WHAT IS EXPECTED
Change every "ridge-hotspot" to "ridge-peak" in the stretch from the start of the entries through the line containing "149, 63, 159]", and write out those lines again with nothing else altered.

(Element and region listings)
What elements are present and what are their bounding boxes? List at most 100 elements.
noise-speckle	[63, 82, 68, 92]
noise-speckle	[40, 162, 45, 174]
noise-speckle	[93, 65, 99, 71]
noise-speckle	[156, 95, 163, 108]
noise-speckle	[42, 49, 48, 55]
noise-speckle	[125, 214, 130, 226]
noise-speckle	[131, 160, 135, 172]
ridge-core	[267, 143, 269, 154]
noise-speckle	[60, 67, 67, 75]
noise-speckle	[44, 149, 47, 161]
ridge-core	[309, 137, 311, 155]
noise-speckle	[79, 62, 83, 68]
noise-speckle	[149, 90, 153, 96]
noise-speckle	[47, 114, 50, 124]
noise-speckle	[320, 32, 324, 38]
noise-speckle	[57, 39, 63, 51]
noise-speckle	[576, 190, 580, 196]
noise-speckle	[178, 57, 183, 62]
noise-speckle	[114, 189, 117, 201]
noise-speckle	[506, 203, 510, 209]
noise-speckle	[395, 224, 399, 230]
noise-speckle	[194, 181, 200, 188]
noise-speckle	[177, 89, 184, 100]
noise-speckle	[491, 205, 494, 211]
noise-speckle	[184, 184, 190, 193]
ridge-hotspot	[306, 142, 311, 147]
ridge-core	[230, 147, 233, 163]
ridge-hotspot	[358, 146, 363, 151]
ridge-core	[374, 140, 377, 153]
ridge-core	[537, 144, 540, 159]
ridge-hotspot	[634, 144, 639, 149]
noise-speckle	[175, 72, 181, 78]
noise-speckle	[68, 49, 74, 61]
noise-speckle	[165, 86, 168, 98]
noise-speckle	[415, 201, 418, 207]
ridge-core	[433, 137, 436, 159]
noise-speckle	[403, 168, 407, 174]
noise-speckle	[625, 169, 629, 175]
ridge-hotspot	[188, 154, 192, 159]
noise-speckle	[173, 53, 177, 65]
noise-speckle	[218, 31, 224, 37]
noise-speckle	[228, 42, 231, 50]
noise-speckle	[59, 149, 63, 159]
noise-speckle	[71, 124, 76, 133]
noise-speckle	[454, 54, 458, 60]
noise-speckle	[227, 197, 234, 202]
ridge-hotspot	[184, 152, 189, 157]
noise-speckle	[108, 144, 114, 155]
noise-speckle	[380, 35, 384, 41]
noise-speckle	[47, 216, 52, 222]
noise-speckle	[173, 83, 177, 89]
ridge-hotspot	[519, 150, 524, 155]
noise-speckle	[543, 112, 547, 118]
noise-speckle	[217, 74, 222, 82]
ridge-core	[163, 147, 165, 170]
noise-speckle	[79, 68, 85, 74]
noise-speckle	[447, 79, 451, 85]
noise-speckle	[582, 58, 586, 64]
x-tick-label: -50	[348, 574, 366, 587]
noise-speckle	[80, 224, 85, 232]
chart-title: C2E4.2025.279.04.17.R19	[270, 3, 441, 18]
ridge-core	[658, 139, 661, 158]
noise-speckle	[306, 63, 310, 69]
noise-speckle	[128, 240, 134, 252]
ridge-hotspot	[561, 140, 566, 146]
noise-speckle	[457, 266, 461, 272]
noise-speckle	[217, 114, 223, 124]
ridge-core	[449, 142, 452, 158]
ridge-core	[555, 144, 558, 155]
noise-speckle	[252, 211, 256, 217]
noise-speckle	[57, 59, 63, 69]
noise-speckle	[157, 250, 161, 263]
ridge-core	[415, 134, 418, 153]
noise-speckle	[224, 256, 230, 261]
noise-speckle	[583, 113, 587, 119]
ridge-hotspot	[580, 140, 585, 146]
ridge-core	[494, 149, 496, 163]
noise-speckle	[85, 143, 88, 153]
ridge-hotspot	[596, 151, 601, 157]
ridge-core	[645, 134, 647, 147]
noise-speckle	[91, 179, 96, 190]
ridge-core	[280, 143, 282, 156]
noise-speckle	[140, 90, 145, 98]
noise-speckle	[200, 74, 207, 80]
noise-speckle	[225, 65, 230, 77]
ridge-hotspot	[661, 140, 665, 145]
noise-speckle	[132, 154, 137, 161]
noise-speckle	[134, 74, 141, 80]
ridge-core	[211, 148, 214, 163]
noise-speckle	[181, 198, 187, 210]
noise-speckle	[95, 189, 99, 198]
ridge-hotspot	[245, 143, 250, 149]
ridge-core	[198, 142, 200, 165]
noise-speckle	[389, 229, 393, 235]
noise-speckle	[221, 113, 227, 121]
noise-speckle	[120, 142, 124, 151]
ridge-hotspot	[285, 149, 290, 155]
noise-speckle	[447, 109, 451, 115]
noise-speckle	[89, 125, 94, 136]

THE SOLUTION
What elements are present and what are their bounding boxes? List at most 100 elements.
noise-speckle	[63, 82, 68, 92]
noise-speckle	[40, 162, 45, 174]
noise-speckle	[93, 65, 99, 71]
noise-speckle	[156, 95, 163, 108]
noise-speckle	[42, 49, 48, 55]
noise-speckle	[125, 214, 130, 226]
noise-speckle	[131, 160, 135, 172]
ridge-core	[267, 143, 269, 154]
noise-speckle	[60, 67, 67, 75]
noise-speckle	[44, 149, 47, 161]
ridge-core	[309, 137, 311, 155]
noise-speckle	[79, 62, 83, 68]
noise-speckle	[149, 90, 153, 96]
noise-speckle	[47, 114, 50, 124]
noise-speckle	[320, 32, 324, 38]
noise-speckle	[57, 39, 63, 51]
noise-speckle	[576, 190, 580, 196]
noise-speckle	[178, 57, 183, 62]
noise-speckle	[114, 189, 117, 201]
noise-speckle	[506, 203, 510, 209]
noise-speckle	[395, 224, 399, 230]
noise-speckle	[194, 181, 200, 188]
noise-speckle	[177, 89, 184, 100]
noise-speckle	[491, 205, 494, 211]
noise-speckle	[184, 184, 190, 193]
ridge-peak	[306, 142, 311, 147]
ridge-core	[230, 147, 233, 163]
ridge-peak	[358, 146, 363, 151]
ridge-core	[374, 140, 377, 153]
ridge-core	[537, 144, 540, 159]
ridge-peak	[634, 144, 639, 149]
noise-speckle	[175, 72, 181, 78]
noise-speckle	[68, 49, 74, 61]
noise-speckle	[165, 86, 168, 98]
noise-speckle	[415, 201, 418, 207]
ridge-core	[433, 137, 436, 159]
noise-speckle	[403, 168, 407, 174]
noise-speckle	[625, 169, 629, 175]
ridge-peak	[188, 154, 192, 159]
noise-speckle	[173, 53, 177, 65]
noise-speckle	[218, 31, 224, 37]
noise-speckle	[228, 42, 231, 50]
noise-speckle	[59, 149, 63, 159]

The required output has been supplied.